Work to be completed: From the listing, collect all lines containing the word "الشكوى".

Saved entries:
###

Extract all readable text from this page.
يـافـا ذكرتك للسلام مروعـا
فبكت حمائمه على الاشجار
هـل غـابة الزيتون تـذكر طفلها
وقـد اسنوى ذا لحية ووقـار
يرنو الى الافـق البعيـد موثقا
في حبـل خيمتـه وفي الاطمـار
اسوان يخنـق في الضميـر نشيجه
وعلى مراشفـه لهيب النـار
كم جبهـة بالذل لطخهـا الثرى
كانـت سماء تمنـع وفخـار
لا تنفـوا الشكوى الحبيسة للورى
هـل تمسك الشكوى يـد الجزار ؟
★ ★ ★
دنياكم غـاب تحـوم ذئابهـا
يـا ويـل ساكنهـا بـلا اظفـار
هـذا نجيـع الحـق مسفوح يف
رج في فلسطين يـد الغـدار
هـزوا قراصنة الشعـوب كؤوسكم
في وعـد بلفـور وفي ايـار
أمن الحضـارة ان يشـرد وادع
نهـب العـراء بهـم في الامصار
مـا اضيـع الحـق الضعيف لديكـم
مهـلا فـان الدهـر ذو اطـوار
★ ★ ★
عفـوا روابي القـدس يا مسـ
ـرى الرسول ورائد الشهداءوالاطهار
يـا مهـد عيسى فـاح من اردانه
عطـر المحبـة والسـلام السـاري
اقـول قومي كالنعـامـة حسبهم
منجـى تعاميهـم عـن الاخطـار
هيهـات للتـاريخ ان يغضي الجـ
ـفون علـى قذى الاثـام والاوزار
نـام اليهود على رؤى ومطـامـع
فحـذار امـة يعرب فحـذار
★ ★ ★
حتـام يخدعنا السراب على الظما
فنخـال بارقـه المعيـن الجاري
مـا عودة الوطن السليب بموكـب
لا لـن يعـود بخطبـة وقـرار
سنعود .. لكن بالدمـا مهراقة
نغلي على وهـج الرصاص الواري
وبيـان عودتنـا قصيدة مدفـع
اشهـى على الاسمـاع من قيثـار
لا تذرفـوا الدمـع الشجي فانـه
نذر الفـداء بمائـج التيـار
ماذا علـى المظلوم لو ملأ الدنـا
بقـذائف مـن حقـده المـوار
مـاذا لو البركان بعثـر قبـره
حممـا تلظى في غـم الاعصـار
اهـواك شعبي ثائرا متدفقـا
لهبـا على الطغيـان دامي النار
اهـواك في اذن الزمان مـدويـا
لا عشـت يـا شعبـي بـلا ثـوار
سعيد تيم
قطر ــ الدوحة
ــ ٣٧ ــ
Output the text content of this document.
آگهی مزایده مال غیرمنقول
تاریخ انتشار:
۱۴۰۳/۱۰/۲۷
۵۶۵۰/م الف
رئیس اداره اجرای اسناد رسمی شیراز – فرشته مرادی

###

Exercise answer:
لا تنفـوا الشكوى الحبيسة للورى
هـل تمسك الشكوى يـد الجزار ؟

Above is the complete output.